Stated problem
Write every record out again exactly as given.

Exercise input

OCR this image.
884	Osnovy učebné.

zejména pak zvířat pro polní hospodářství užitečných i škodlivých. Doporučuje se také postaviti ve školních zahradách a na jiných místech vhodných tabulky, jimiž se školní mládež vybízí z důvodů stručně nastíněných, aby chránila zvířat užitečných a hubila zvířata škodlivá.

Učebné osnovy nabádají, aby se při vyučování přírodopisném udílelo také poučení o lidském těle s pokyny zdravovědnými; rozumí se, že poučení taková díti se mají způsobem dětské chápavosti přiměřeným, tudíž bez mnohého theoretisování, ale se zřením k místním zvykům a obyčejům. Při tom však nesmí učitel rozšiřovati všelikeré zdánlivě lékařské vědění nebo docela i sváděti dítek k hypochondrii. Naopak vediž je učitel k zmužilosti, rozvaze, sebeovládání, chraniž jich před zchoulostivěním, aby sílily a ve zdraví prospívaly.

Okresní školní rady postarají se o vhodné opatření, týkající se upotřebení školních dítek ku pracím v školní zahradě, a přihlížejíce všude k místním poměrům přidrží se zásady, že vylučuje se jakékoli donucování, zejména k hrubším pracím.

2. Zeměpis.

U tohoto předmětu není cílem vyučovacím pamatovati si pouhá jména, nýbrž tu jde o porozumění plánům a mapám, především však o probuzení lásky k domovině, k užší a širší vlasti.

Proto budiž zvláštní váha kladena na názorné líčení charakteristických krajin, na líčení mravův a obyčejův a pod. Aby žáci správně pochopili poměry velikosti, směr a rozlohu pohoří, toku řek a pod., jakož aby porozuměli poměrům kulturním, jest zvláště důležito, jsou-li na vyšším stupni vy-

Finished answer
OCR this image.
884	Osnovy učebné.

zejména pak zvířat pro polní hospodářství užitečných i škodlivých. Doporučuje se také postaviti ve školních zahradách a na jiných místech vhodných tabulky, jimiž se školní mládež vybízí z důvodů stručně nastíněných, aby chránila zvířat užitečných a hubila zvířata škodlivá.

Učebné osnovy nabádají, aby se při vyučování přírodopisném udílelo také poučení o lidském těle s pokyny zdravovědnými; rozumí se, že poučení taková díti se mají způsobem dětské chápavosti přiměřeným, tudíž bez mnohého theoretisování, ale se zřením k místním zvykům a obyčejům. Při tom však nesmí učitel rozšiřovati všelikeré zdánlivě lékařské vědění nebo docela i sváděti dítek k hypochondrii. Naopak vediž je učitel k zmužilosti, rozvaze, sebeovládání, chraniž jich před zchoulostivěním, aby sílily a ve zdraví prospívaly.

Okresní školní rady postarají se o vhodné opatření, týkající se upotřebení školních dítek ku pracím v školní zahradě, a přihlížejíce všude k místním poměrům přidrží se zásady, že vylučuje se jakékoli donucování, zejména k hrubším pracím.

2. Zeměpis.

U tohoto předmětu není cílem vyučovacím pamatovati si pouhá jména, nýbrž tu jde o porozumění plánům a mapám, především však o probuzení lásky k domovině, k užší a širší vlasti.

Proto budiž zvláštní váha kladena na názorné líčení charakteristických krajin, na líčení mravův a obyčejův a pod. Aby žáci správně pochopili poměry velikosti, směr a rozlohu pohoří, toku řek a pod., jakož aby porozuměli poměrům kulturním, jest zvláště důležito, jsou-li na vyšším stupni vy-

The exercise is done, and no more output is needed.